# Objective
Everything from the line that holds "Transcribe this image's" through the end of the data below should be output exactly, both ends included.
═══ Material for this exercise ═══
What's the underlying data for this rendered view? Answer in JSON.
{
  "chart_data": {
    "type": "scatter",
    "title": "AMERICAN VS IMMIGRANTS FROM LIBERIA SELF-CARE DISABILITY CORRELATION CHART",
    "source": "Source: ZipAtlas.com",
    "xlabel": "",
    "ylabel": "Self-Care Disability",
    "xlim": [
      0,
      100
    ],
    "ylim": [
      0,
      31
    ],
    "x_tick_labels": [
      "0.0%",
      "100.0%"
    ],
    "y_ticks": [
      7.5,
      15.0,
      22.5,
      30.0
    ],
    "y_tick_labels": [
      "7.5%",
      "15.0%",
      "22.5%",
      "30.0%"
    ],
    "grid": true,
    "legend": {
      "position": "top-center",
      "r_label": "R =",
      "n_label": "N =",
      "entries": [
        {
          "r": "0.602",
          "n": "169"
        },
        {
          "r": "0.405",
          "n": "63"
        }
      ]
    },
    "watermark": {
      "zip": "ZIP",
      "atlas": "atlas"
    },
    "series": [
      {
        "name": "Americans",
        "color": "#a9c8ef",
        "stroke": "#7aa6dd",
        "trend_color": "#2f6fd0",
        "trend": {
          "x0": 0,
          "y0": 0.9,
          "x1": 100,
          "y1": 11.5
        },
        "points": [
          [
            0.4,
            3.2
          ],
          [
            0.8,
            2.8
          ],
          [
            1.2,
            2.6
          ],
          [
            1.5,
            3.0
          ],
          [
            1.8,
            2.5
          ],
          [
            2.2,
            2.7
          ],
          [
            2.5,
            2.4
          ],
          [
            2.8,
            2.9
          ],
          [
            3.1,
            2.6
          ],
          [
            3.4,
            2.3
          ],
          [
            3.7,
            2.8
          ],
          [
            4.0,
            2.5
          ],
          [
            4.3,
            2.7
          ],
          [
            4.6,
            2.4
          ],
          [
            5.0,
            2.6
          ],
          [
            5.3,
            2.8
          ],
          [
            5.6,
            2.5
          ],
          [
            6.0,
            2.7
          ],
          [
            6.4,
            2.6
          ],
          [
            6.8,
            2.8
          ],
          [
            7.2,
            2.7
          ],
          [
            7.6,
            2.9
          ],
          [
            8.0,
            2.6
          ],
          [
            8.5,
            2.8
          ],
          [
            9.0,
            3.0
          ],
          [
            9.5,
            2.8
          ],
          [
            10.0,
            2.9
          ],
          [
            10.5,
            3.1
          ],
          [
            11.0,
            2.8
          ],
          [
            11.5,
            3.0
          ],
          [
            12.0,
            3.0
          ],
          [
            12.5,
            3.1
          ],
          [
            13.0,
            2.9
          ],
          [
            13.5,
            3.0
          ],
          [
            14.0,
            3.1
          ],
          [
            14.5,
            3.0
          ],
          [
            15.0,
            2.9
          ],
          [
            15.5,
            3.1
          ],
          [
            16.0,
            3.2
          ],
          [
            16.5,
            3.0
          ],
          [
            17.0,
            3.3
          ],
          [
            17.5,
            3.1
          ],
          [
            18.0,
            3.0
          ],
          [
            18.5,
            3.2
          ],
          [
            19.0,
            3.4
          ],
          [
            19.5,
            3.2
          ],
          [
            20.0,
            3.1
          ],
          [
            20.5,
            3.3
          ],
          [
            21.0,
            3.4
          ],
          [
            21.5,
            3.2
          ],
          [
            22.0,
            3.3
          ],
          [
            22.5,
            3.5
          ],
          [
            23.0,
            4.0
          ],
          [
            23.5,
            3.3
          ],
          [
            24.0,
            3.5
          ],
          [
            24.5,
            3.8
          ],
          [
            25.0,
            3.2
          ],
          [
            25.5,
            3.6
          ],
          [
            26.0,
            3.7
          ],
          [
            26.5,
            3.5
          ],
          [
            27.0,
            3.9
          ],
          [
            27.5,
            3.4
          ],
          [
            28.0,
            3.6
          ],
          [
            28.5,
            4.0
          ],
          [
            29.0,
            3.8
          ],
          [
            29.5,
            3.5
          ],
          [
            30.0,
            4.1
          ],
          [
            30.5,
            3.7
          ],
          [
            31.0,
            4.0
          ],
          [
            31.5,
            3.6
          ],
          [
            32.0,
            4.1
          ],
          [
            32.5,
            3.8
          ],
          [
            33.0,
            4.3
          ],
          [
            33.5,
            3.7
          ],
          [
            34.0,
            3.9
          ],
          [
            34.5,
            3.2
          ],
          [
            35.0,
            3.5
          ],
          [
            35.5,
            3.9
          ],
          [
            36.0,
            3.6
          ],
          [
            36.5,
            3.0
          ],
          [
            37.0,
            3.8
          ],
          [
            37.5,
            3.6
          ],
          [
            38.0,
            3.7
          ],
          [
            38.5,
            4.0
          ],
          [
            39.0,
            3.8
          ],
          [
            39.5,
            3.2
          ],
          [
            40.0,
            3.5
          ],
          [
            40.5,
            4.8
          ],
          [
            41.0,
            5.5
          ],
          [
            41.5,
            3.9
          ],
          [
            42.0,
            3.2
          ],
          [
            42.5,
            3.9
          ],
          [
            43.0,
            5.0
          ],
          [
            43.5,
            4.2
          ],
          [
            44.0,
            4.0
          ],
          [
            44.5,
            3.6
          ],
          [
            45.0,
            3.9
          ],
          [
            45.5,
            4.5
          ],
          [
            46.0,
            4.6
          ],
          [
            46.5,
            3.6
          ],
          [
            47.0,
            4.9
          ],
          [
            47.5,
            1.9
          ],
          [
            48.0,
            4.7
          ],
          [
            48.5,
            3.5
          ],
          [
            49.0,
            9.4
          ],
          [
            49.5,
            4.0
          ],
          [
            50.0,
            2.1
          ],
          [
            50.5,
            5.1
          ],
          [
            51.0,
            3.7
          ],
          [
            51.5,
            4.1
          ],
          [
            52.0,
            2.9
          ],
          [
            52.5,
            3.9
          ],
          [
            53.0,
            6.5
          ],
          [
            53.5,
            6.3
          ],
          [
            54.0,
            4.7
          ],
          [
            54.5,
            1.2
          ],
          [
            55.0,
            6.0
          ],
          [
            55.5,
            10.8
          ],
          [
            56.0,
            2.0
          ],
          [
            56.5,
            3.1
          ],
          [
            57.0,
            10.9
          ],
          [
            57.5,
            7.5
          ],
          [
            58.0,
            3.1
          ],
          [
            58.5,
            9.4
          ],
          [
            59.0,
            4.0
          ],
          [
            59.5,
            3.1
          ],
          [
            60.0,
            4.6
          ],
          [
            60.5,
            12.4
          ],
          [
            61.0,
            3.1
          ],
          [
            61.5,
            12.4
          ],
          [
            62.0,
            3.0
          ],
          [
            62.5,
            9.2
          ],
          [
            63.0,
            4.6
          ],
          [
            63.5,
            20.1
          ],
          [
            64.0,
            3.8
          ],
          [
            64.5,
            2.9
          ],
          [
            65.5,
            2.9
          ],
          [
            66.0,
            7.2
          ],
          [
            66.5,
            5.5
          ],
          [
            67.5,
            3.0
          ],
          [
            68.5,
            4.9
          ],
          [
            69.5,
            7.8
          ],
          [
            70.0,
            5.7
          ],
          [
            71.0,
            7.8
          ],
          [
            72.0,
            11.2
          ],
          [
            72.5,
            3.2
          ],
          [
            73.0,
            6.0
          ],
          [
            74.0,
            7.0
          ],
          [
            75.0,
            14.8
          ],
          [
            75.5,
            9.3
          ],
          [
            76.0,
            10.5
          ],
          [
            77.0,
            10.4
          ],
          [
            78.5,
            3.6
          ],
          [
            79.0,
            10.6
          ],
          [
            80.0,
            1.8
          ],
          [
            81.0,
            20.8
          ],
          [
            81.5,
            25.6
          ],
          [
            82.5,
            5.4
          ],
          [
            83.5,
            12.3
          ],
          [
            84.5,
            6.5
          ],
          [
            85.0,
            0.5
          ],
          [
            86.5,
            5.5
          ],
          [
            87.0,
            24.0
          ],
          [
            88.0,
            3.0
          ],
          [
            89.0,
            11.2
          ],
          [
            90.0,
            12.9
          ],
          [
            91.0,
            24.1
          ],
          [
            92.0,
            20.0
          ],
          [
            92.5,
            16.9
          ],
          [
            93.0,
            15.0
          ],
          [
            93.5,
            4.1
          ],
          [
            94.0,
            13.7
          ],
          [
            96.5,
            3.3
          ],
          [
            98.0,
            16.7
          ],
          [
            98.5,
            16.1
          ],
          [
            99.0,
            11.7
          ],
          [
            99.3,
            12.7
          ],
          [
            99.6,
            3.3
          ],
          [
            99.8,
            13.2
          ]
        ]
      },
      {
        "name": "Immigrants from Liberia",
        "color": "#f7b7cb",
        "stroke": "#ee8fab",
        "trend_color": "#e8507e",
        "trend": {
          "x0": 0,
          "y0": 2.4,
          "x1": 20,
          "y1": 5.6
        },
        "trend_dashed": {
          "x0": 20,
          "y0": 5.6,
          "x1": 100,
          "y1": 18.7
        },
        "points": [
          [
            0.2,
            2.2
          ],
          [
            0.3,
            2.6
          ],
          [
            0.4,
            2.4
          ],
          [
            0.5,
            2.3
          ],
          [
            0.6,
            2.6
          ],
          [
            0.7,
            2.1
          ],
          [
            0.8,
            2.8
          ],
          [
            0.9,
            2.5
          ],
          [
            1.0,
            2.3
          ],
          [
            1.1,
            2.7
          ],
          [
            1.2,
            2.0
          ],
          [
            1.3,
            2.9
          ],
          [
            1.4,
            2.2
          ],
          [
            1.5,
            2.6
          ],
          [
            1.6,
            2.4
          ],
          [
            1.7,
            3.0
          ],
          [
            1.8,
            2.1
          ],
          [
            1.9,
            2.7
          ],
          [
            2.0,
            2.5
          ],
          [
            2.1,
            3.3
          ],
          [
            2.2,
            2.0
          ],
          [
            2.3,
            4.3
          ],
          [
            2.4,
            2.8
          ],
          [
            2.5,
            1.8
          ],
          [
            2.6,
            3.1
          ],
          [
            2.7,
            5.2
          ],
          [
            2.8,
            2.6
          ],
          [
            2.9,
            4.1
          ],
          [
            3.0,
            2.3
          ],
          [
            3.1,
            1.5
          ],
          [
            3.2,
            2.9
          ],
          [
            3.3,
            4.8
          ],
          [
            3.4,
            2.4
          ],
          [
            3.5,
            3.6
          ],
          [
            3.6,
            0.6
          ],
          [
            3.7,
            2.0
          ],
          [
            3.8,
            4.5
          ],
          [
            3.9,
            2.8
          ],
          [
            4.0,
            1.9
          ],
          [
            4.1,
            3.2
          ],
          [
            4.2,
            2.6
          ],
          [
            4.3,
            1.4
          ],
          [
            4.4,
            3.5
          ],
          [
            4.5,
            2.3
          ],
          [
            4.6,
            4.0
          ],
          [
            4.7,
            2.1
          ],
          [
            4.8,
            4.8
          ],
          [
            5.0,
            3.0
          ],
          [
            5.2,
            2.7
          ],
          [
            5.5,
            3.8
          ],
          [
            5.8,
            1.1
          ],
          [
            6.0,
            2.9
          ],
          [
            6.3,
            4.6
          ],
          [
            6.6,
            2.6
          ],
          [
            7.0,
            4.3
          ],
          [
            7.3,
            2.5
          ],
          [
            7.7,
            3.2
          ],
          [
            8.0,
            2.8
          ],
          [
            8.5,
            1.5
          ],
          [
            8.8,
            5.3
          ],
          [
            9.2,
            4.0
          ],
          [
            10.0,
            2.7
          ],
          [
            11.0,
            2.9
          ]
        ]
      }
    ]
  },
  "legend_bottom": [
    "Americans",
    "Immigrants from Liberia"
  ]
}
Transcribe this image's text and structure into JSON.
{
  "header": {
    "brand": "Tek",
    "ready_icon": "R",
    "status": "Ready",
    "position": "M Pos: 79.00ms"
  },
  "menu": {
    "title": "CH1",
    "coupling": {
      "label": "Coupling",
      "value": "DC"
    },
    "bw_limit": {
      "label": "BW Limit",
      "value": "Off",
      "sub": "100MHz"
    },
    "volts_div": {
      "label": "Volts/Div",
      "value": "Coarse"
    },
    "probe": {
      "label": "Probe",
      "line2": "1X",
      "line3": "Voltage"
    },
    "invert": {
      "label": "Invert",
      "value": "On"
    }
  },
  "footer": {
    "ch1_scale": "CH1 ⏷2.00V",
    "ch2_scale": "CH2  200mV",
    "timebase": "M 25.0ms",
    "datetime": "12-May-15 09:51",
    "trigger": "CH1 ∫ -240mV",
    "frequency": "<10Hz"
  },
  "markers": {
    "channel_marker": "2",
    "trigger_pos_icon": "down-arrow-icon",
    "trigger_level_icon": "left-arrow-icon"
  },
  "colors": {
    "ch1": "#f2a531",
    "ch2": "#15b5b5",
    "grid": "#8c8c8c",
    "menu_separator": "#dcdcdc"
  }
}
═══
# Answer in full
Transcribe this image's text and structure into JSON.
{
  "header": {
    "brand": "Tek",
    "ready_icon": "R",
    "status": "Ready",
    "position": "M Pos: 79.00ms"
  },
  "menu": {
    "title": "CH1",
    "coupling": {
      "label": "Coupling",
      "value": "DC"
    },
    "bw_limit": {
      "label": "BW Limit",
      "value": "Off",
      "sub": "100MHz"
    },
    "volts_div": {
      "label": "Volts/Div",
      "value": "Coarse"
    },
    "probe": {
      "label": "Probe",
      "line2": "1X",
      "line3": "Voltage"
    },
    "invert": {
      "label": "Invert",
      "value": "On"
    }
  },
  "footer": {
    "ch1_scale": "CH1 ⏷2.00V",
    "ch2_scale": "CH2  200mV",
    "timebase": "M 25.0ms",
    "datetime": "12-May-15 09:51",
    "trigger": "CH1 ∫ -240mV",
    "frequency": "<10Hz"
  },
  "markers": {
    "channel_marker": "2",
    "trigger_pos_icon": "down-arrow-icon",
    "trigger_level_icon": "left-arrow-icon"
  },
  "colors": {
    "ch1": "#f2a531",
    "ch2": "#15b5b5",
    "grid": "#8c8c8c",
    "menu_separator": "#dcdcdc"
  }
}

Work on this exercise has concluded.